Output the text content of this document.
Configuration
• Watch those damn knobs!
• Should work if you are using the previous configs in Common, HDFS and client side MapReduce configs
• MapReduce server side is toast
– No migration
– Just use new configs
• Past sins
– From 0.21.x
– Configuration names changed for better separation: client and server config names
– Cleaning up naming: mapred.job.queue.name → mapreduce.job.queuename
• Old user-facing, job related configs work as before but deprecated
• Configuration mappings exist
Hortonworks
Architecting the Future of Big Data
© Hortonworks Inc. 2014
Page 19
_ _ _
### What to produce
For the entries above, count the lines that contain the string "side", and state that number without further comment.

### Answer to the task
2